## JOB
Output the entries from the line with "series-layer [113,176,407,370]" up to and including the line with "x-tick-label-2003: 2003 [217,393,245,407]" as a Markdown table with the columns No. and Line, giving each line a row number and leaving out blank lines.

## RECORDS TO PROCESS

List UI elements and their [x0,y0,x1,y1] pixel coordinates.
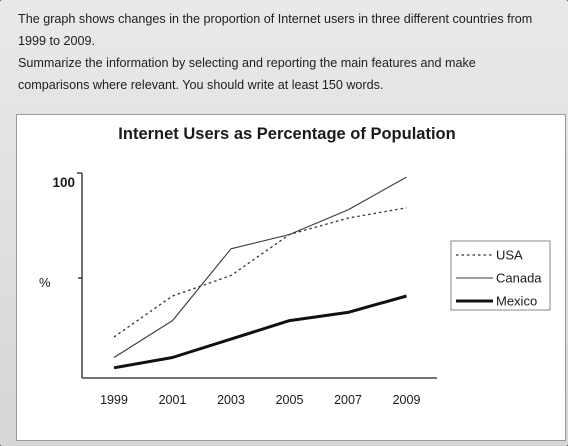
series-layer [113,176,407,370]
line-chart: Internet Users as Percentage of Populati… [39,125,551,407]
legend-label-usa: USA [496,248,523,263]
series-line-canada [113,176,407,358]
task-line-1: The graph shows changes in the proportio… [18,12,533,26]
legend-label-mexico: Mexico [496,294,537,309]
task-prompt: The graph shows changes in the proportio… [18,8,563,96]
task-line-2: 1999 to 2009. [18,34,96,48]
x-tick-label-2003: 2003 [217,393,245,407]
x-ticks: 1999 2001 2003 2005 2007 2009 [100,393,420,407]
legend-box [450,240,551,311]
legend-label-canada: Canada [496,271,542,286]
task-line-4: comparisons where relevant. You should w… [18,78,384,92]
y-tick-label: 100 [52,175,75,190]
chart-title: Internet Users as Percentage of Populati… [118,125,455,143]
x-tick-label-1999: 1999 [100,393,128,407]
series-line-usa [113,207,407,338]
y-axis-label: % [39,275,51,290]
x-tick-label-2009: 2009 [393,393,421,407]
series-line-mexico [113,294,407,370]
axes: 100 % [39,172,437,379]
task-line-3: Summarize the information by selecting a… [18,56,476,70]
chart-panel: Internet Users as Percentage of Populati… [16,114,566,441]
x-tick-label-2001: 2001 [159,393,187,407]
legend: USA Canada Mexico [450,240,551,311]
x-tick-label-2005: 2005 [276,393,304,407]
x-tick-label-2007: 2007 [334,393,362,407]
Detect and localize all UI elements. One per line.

--

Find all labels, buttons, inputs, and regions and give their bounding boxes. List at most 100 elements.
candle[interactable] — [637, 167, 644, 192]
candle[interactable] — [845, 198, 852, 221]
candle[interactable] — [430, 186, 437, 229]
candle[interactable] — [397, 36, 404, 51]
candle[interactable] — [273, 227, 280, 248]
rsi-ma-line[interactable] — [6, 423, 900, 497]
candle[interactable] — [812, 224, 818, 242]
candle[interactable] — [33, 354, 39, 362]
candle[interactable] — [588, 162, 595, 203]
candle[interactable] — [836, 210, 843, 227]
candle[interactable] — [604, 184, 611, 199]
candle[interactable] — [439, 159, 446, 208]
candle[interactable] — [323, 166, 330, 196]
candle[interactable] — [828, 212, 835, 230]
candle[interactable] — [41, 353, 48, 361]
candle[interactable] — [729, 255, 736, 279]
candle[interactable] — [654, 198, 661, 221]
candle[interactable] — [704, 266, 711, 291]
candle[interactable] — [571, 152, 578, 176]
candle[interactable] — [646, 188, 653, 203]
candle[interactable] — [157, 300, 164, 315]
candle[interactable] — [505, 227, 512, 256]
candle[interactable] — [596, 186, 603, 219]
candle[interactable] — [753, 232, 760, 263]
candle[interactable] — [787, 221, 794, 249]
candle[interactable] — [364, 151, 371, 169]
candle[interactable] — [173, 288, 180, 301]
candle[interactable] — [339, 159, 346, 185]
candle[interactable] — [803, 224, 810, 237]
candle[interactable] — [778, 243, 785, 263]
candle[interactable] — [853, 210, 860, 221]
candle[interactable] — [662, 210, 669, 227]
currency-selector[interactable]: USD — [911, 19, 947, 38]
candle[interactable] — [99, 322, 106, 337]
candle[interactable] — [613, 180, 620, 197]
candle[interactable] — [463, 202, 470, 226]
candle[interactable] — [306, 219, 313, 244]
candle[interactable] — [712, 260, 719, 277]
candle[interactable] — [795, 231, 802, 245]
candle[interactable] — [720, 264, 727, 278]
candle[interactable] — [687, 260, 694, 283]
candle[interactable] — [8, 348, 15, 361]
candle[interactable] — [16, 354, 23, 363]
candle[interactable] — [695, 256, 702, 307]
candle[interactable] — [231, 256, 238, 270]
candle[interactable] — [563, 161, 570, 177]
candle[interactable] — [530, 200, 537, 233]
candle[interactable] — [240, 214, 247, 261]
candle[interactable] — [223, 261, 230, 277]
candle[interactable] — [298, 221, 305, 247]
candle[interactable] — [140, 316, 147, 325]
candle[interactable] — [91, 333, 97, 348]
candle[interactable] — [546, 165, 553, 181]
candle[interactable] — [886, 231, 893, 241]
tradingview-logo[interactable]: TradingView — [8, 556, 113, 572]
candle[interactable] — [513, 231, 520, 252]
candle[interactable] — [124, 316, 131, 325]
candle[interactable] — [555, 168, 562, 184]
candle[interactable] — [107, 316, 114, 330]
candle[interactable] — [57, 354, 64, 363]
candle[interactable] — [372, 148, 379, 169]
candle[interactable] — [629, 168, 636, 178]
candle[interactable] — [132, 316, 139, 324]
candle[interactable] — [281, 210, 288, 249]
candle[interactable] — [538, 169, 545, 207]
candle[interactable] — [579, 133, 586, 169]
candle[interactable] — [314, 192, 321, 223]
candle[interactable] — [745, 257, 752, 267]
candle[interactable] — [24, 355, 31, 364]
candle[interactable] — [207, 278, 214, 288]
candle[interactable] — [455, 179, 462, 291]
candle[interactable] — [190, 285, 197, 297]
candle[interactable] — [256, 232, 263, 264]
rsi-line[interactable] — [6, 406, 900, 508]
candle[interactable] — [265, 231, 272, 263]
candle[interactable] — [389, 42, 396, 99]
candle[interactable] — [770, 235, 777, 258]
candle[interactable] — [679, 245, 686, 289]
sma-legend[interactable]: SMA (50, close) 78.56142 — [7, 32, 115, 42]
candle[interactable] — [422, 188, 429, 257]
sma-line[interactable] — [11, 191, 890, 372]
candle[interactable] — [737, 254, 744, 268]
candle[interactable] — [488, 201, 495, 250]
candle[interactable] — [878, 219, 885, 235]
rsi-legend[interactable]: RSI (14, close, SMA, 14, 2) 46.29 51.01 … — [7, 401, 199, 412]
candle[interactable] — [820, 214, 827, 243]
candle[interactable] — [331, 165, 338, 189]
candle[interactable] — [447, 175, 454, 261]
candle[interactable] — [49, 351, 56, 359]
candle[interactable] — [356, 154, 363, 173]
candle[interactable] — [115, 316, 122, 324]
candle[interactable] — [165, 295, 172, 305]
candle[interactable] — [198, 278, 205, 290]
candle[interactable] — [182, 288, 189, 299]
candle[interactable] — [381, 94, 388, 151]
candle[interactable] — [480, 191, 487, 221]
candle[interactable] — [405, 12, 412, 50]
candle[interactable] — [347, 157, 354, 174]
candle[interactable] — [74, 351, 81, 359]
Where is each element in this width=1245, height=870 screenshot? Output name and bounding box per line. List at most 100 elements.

## FINAL RESULT
| No. | Line |
|---|---|
| 1 | series-layer [113,176,407,370] |
| 2 | line-chart: Internet Users as Percentage of Populati… [39,125,551,407] |
| 3 | legend-label-usa: USA [496,248,523,263] |
| 4 | series-line-canada [113,176,407,358] |
| 5 | task-line-1: The graph shows changes in the proportio… [18,12,533,26] |
| 6 | legend-label-mexico: Mexico [496,294,537,309] |
| 7 | task-prompt: The graph shows changes in the proportio… [18,8,563,96] |
| 8 | task-line-2: 1999 to 2009. [18,34,96,48] |
| 9 | x-tick-label-2003: 2003 [217,393,245,407] |